Data listing:
## Begin

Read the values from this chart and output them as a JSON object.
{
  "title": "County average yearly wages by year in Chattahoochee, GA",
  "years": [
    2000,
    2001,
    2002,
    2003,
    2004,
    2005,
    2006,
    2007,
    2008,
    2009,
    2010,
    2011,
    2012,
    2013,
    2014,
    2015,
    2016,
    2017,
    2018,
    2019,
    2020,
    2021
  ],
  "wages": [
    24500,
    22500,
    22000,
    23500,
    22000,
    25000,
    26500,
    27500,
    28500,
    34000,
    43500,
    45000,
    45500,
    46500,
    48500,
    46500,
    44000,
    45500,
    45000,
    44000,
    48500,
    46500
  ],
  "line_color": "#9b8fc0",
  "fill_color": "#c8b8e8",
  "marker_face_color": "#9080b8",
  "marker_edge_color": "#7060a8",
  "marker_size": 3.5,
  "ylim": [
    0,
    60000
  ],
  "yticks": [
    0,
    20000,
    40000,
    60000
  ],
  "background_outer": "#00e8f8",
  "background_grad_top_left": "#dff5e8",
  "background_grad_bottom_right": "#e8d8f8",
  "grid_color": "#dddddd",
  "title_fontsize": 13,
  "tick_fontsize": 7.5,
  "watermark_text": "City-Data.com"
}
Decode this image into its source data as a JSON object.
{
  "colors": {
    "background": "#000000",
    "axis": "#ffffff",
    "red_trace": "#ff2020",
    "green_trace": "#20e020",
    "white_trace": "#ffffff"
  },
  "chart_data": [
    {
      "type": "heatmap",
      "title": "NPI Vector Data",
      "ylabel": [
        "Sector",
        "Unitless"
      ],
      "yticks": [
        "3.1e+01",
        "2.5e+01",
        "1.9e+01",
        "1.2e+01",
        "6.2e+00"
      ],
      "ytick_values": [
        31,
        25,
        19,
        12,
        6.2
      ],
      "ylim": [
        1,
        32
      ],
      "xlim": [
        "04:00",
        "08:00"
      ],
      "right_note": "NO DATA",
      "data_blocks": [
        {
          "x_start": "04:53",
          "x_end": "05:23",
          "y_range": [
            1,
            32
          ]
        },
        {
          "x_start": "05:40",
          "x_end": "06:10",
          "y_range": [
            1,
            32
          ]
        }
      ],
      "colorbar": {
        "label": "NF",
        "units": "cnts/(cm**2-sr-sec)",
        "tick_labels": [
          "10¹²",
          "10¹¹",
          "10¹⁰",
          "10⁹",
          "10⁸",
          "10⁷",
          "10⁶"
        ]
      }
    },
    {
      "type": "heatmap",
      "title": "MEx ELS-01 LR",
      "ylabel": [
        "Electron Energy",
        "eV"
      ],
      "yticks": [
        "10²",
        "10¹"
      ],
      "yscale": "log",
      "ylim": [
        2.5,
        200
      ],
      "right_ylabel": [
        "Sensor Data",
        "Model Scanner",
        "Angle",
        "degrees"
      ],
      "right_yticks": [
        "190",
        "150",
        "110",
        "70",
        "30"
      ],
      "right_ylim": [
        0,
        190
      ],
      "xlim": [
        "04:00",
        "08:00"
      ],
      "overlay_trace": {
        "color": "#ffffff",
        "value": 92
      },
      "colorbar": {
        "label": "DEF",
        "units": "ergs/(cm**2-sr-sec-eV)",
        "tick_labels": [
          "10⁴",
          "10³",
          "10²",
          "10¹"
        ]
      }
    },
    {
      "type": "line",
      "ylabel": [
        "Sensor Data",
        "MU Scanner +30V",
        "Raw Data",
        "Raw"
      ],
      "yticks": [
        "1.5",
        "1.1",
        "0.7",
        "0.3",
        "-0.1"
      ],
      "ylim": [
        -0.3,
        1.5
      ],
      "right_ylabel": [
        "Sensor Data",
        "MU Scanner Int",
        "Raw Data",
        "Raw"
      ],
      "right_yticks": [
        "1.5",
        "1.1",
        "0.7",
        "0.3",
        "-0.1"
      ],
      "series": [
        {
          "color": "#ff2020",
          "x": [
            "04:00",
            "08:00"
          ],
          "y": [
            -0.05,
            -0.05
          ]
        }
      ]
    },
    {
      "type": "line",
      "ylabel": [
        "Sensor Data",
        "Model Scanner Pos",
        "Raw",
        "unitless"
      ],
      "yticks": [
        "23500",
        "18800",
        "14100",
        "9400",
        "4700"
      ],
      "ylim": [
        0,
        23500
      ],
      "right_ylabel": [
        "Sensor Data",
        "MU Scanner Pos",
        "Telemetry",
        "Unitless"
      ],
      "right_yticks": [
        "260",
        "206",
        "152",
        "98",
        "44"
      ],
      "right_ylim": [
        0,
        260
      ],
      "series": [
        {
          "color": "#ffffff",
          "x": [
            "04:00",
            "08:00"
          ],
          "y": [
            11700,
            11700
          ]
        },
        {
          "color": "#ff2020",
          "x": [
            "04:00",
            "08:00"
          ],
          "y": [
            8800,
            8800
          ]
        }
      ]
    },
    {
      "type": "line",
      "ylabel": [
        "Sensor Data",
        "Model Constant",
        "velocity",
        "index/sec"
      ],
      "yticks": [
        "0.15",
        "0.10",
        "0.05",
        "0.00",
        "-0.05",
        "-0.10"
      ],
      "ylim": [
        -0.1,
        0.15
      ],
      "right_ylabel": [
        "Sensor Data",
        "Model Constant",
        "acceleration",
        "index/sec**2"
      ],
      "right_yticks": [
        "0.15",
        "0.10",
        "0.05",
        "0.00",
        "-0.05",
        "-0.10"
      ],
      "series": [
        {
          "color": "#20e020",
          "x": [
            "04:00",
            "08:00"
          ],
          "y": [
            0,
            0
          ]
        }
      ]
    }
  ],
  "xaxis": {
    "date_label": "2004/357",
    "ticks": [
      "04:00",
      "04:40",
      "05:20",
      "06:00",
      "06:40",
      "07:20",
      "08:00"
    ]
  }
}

## End

WHAT THE EXERCISE ASKS:
Gather and copy every line of the data in which the string "JSON" is found.

COMPLETED EXERCISE:
Read the values from this chart and output them as a JSON object.
Decode this image into its source data as a JSON object.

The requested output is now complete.